DIRECTIONS FOR THIS TASK:
Only the number is wanted: count the lines in the data with "一煤独大" in them.

RECORDS FOR THE EXERCISE:
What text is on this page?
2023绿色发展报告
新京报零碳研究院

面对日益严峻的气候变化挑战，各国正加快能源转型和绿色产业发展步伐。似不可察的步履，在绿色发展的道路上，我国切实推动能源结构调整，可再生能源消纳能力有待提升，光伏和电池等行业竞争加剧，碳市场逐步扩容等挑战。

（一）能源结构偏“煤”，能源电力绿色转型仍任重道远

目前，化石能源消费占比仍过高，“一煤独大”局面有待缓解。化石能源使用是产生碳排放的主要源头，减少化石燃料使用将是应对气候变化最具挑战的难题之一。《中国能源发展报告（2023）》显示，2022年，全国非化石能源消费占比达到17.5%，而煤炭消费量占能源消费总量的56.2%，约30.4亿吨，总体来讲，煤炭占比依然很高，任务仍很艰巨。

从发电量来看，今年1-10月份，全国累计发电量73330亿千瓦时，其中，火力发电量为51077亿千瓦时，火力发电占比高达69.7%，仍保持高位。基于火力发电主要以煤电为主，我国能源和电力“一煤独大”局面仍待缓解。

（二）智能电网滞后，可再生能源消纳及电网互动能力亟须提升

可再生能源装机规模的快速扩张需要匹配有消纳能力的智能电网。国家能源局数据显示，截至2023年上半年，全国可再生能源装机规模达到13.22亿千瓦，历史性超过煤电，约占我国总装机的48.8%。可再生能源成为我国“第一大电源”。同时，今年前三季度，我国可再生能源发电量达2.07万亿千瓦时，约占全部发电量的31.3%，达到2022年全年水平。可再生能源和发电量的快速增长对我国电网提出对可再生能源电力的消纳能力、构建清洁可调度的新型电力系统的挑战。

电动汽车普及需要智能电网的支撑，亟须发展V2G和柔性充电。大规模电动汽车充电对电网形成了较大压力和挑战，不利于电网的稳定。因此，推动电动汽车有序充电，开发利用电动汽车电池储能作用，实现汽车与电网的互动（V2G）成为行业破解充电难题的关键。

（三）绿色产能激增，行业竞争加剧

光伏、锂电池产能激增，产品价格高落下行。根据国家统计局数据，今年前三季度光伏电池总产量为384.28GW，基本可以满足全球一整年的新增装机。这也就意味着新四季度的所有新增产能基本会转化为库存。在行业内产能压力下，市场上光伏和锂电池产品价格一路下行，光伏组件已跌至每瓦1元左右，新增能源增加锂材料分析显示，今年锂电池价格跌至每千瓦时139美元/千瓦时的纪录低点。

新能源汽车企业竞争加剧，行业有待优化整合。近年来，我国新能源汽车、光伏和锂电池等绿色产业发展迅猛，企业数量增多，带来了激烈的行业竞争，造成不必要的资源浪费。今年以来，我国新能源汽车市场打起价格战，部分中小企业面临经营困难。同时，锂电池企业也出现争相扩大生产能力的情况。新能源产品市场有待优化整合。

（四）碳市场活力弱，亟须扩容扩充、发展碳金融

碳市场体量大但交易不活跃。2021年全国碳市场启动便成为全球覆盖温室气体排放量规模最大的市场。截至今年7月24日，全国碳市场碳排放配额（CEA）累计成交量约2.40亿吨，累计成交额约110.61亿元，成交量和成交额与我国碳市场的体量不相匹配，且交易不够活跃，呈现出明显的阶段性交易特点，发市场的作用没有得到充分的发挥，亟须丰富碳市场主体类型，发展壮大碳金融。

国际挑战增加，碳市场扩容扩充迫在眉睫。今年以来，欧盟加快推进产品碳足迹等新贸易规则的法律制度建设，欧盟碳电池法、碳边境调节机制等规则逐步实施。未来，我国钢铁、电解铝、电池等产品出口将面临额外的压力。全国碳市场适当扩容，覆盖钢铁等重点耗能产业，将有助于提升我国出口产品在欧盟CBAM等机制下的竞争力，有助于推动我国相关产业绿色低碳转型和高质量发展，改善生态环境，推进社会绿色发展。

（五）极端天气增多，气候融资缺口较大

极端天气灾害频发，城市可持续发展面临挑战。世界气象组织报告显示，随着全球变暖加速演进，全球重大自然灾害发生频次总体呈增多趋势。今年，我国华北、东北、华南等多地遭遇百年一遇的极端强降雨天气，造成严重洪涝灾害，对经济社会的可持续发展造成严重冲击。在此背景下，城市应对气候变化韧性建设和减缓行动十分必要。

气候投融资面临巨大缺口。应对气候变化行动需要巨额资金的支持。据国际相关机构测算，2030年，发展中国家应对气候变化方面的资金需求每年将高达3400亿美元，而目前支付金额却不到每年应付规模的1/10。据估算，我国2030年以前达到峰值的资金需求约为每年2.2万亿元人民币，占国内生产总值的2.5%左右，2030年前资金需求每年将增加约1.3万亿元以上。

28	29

RESPONSE FOR THIS EXERCISE:
2